▸ **WHAT YOU WILL DO**
Below are some records. Copy every line in them that holds "JSON".

>> Start EXERCISE MATERIALS

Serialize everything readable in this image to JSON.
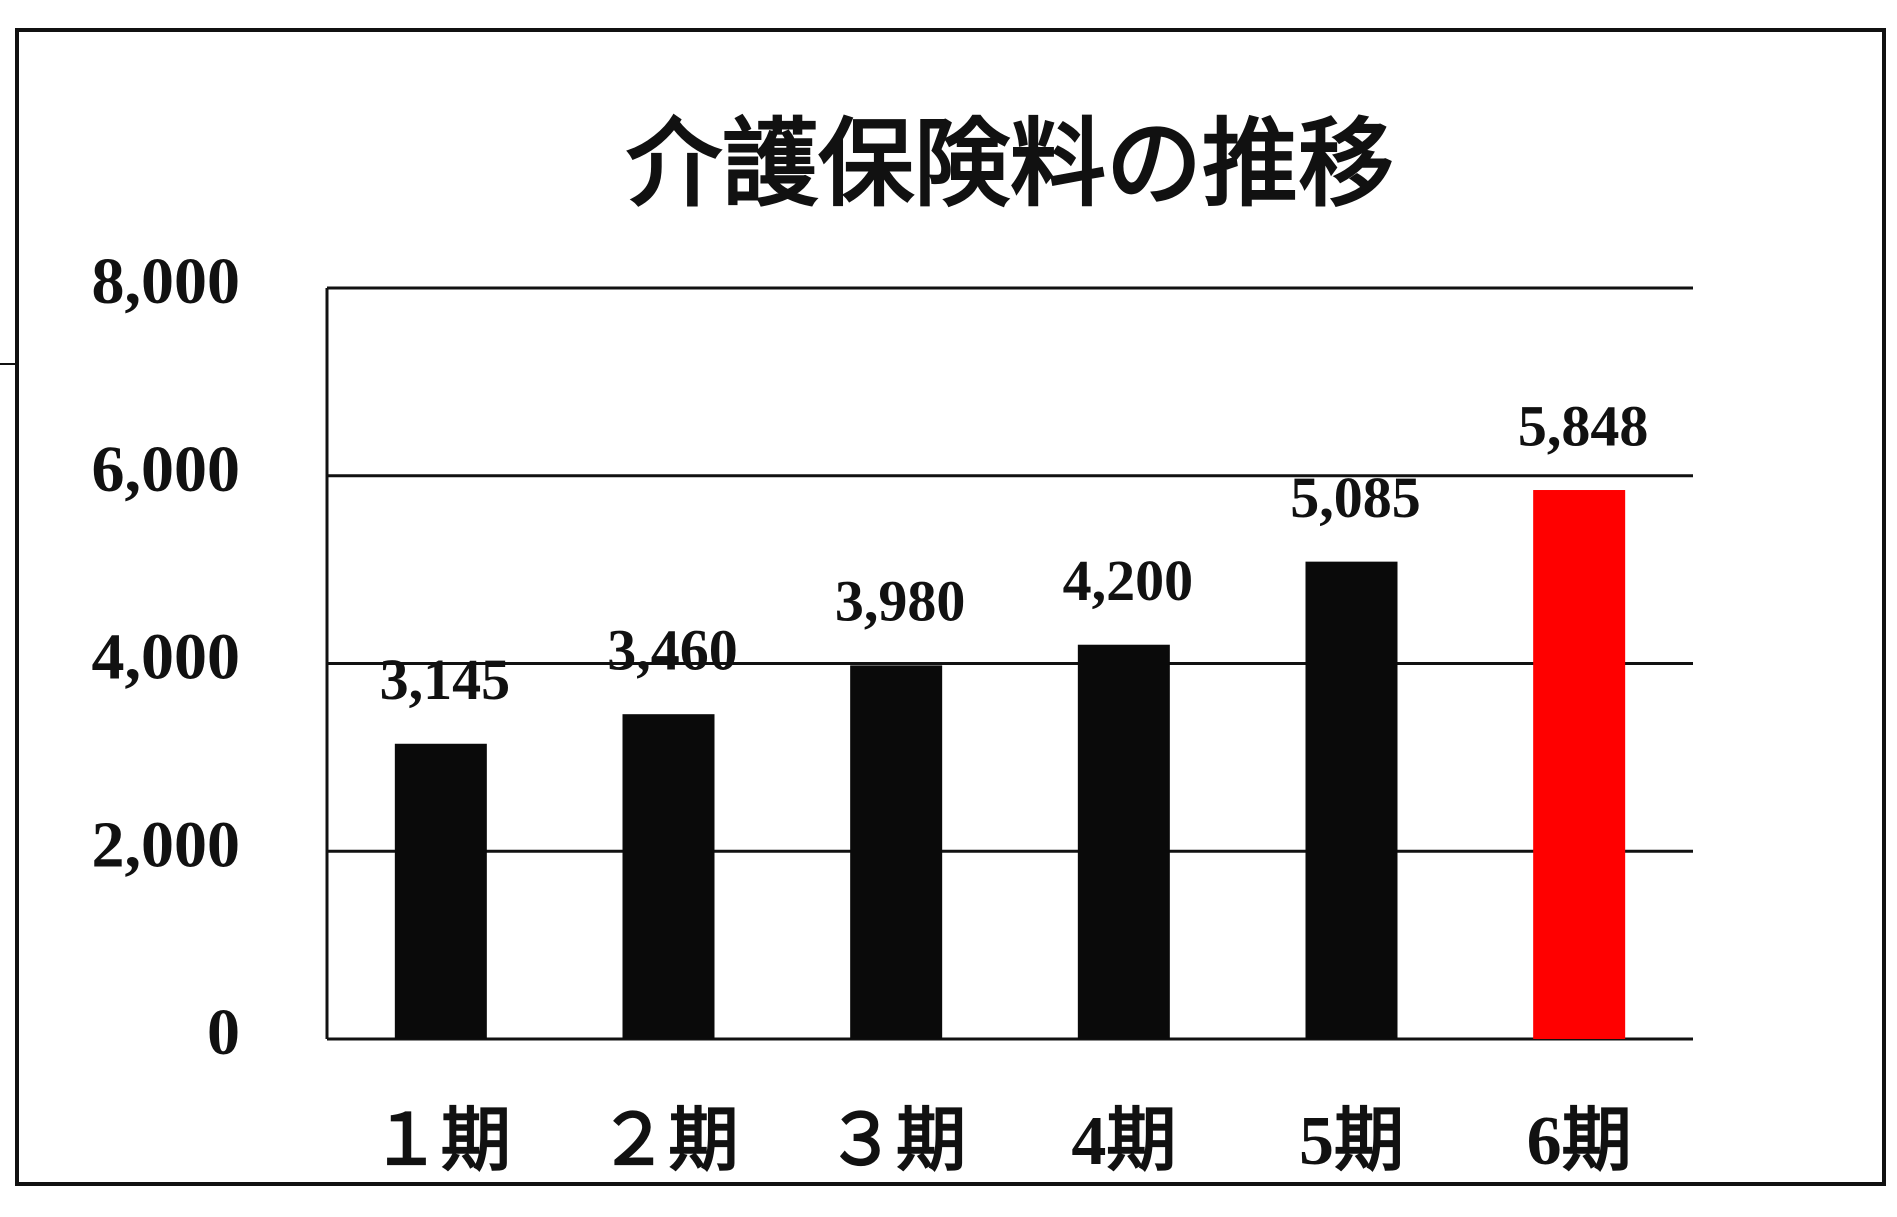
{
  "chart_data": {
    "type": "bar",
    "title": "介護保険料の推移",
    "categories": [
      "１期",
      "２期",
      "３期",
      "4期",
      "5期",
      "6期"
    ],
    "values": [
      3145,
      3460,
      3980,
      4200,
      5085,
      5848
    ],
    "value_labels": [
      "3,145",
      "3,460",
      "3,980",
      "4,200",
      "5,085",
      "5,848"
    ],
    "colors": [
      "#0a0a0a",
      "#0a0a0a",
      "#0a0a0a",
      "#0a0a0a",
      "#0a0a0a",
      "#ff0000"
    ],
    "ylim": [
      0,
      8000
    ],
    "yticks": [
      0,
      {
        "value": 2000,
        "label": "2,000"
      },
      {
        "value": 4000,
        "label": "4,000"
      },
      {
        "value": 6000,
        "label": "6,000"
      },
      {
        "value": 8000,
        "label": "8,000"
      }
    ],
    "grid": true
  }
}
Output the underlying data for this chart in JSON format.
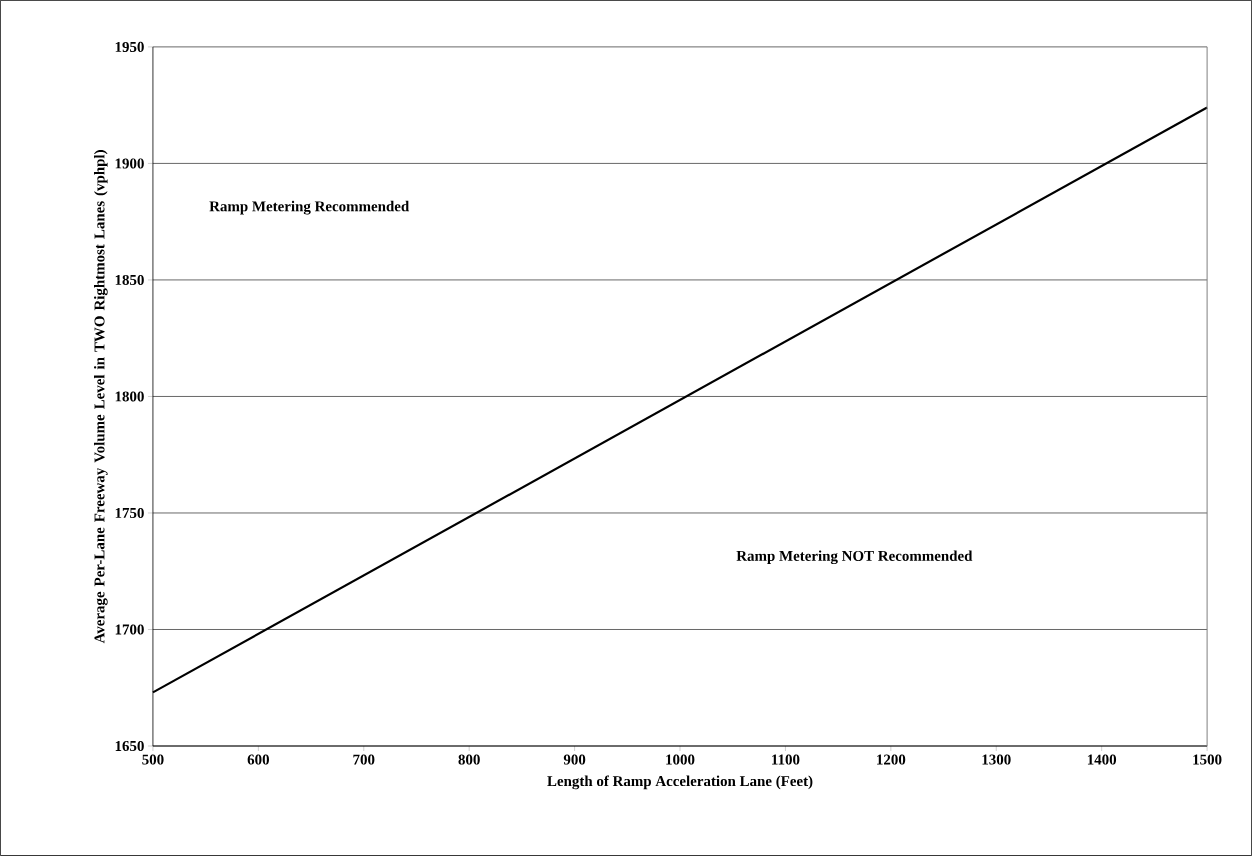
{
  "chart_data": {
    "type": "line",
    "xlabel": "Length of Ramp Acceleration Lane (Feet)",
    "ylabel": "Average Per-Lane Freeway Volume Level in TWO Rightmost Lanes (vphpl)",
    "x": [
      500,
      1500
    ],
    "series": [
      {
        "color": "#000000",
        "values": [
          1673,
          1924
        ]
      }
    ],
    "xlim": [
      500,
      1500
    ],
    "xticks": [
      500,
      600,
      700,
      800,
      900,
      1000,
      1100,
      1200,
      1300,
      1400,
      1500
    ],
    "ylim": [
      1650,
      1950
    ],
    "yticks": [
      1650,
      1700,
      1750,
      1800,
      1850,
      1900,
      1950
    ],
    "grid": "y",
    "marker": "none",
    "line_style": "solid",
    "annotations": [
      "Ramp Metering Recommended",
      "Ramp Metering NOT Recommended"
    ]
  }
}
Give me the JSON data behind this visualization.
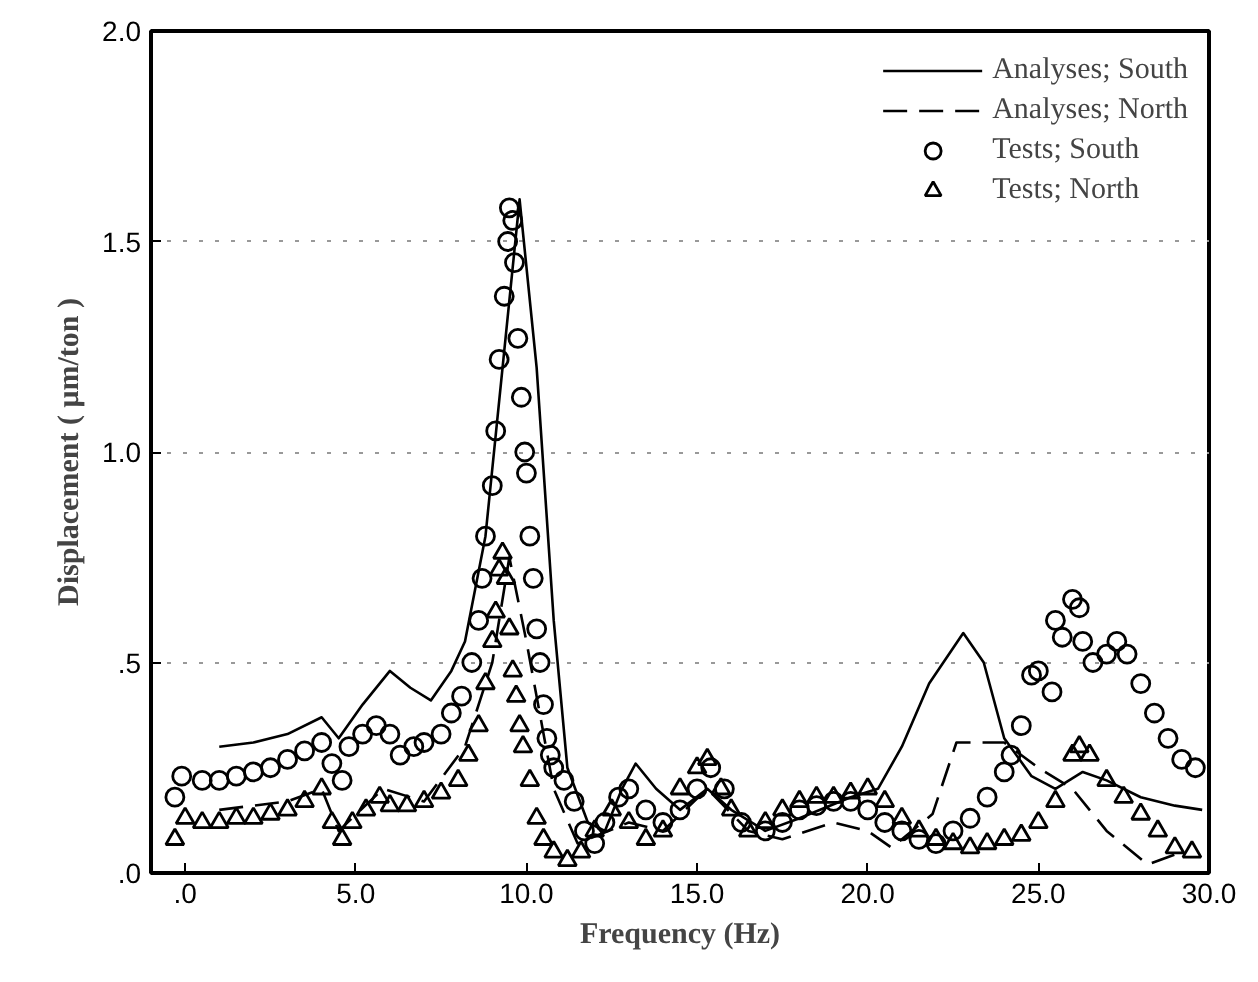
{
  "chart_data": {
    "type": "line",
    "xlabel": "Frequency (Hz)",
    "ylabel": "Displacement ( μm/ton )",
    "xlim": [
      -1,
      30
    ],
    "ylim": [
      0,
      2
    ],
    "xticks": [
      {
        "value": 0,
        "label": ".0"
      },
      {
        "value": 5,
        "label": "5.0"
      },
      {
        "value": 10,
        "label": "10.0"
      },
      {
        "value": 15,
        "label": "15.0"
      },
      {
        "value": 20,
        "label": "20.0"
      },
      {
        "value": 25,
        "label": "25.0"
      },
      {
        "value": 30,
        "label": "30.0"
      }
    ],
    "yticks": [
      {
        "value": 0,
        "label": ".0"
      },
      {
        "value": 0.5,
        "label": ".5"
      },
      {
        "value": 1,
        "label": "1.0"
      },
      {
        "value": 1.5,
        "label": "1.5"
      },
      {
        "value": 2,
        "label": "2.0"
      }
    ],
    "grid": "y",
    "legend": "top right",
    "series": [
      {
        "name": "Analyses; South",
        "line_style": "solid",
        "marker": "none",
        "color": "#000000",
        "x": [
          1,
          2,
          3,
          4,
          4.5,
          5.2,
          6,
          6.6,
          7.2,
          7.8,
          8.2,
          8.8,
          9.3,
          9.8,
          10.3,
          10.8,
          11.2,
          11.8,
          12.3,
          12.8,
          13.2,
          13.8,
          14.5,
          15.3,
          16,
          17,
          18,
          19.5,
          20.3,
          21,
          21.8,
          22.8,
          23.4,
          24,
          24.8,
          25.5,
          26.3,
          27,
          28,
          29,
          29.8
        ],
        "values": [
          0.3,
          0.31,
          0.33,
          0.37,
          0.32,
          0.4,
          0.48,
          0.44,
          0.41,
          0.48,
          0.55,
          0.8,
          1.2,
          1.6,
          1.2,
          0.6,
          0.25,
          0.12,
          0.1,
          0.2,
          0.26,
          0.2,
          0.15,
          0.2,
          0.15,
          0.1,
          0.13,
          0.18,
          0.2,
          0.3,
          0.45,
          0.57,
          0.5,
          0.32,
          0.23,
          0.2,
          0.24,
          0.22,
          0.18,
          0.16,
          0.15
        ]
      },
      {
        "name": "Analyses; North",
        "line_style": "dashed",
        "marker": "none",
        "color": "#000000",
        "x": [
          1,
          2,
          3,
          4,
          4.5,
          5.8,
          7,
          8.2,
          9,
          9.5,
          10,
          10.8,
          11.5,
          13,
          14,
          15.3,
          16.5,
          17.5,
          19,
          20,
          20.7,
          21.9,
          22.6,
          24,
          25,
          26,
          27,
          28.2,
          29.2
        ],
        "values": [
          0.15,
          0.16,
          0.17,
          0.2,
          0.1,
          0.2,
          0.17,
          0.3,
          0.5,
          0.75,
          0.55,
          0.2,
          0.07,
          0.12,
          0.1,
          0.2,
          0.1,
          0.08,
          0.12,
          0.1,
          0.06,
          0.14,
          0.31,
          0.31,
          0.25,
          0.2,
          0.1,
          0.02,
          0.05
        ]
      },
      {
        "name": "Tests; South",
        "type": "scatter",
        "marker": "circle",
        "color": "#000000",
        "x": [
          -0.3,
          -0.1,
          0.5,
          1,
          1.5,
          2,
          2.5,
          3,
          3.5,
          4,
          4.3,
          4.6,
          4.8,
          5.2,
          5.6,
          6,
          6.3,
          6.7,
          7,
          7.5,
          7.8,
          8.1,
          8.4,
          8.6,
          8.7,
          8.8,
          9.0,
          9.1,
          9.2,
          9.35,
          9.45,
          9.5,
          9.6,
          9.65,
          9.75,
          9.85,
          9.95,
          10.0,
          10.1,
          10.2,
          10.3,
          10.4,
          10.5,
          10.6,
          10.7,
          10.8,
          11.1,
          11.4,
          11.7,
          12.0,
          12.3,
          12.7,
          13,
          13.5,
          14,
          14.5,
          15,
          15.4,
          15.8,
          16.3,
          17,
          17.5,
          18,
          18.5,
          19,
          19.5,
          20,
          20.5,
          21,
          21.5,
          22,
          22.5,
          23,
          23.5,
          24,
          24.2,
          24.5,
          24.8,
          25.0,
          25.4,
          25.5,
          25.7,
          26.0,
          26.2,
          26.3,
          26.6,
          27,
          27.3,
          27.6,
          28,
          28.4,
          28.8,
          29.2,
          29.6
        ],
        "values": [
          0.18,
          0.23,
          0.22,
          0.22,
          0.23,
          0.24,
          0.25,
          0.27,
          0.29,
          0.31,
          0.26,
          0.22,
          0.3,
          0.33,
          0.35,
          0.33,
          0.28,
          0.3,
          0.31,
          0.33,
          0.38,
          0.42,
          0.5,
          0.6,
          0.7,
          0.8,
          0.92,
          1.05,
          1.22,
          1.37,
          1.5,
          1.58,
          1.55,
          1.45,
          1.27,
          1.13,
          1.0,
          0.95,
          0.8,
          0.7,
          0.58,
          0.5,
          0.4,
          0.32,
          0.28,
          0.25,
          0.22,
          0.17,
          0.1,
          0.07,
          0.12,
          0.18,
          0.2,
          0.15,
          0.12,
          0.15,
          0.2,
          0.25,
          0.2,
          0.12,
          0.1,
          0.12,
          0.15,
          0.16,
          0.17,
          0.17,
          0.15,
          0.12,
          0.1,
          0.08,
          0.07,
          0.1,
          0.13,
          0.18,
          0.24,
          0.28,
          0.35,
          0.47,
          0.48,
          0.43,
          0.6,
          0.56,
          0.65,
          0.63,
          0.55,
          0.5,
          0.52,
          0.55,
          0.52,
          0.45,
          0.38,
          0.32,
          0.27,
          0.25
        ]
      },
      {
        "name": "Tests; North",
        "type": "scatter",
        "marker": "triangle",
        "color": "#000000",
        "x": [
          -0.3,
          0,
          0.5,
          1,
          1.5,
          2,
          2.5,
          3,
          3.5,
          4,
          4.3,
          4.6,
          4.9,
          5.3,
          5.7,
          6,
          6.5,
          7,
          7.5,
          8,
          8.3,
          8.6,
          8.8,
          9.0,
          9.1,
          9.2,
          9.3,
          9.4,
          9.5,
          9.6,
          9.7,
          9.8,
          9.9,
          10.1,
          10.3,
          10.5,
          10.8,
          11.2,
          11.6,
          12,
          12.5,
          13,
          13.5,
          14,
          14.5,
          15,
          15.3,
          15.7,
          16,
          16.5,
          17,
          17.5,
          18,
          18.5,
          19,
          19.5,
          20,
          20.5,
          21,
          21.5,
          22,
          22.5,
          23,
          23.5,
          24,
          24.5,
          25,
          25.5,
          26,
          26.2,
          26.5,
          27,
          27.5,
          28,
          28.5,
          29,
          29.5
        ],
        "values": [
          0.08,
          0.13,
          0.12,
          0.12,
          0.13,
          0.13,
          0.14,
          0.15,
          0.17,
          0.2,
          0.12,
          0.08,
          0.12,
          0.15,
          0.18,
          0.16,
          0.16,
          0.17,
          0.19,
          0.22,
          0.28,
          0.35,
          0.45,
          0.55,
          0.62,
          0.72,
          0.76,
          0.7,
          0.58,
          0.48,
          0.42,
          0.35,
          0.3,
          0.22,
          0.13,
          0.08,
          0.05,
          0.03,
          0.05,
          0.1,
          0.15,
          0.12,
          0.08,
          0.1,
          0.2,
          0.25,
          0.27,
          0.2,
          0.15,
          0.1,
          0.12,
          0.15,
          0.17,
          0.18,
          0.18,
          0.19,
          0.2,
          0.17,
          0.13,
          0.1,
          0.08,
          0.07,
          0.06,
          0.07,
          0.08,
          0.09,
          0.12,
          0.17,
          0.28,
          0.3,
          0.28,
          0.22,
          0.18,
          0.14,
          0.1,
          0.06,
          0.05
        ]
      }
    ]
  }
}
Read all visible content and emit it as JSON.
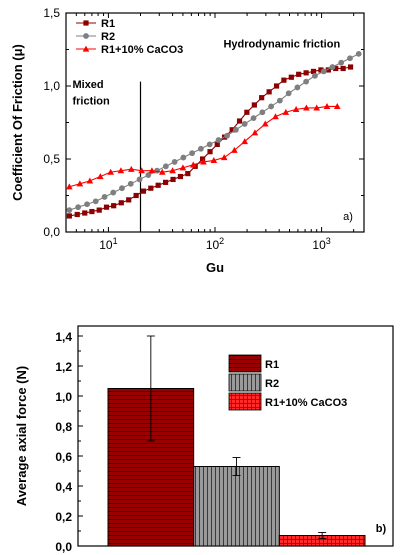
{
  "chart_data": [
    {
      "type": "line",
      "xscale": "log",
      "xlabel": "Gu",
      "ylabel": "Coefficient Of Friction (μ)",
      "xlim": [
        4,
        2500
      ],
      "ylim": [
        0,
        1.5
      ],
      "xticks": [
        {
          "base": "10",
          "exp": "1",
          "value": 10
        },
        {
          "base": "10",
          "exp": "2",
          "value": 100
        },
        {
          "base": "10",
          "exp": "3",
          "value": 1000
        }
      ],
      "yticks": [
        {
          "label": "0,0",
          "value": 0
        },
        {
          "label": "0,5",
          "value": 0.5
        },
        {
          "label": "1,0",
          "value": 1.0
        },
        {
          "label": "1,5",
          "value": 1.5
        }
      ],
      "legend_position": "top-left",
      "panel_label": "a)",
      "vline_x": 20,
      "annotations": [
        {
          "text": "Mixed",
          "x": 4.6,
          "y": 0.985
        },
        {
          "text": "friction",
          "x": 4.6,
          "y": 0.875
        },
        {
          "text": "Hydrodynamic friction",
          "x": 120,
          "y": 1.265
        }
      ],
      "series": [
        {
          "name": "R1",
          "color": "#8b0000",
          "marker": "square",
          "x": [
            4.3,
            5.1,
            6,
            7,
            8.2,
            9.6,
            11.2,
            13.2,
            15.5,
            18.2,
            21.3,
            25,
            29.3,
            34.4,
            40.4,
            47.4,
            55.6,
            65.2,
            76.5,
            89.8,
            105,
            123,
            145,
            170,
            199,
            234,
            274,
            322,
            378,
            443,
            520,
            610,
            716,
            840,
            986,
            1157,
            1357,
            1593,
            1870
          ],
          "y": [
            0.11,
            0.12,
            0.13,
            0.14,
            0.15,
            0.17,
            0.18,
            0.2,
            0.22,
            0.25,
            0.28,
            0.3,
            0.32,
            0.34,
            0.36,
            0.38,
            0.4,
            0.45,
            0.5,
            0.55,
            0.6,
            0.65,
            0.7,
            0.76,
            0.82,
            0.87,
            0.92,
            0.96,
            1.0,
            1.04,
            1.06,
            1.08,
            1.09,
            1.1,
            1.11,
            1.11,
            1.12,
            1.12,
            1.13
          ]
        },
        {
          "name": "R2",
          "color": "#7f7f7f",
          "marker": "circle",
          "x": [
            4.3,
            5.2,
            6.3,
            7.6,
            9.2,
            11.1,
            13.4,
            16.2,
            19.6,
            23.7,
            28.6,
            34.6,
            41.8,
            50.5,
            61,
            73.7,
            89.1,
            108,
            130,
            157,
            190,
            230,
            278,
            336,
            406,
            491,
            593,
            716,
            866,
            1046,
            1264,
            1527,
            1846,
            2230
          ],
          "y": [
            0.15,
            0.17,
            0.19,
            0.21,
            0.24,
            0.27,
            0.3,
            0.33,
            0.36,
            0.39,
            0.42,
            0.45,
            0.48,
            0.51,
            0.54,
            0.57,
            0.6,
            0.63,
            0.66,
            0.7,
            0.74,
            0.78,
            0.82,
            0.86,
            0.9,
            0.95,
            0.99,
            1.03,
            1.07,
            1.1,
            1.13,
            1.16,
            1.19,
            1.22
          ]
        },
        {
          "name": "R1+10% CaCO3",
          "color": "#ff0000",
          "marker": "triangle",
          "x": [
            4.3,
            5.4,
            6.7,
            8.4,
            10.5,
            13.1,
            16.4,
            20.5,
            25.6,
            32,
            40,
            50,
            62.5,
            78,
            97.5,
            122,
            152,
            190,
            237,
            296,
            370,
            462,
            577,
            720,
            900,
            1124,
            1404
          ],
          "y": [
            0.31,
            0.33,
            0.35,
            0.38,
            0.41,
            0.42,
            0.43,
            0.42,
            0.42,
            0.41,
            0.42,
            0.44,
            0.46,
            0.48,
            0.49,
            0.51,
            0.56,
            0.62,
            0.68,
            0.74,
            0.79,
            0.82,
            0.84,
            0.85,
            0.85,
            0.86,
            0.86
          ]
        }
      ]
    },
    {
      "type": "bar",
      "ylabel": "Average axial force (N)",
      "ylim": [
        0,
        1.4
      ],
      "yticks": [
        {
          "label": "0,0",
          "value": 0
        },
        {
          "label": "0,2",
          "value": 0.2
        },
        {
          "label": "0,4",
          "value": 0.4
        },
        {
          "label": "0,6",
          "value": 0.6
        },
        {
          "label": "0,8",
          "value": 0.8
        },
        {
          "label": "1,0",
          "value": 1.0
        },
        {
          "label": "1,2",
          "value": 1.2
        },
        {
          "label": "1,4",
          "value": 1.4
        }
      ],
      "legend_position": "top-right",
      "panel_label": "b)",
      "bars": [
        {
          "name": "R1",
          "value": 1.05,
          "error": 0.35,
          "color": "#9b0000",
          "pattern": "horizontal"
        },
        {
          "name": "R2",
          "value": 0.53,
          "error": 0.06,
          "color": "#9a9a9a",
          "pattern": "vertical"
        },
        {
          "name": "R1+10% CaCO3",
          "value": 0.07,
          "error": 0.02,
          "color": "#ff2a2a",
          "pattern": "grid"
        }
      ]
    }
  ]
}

>> End EXERCISE MATERIALS

▸ **TASK ANSWER**
Serialize everything readable in this image to JSON.
Output the underlying data for this chart in JSON format.
Give me the JSON data behind this visualization.
Read all visible content and emit it as JSON.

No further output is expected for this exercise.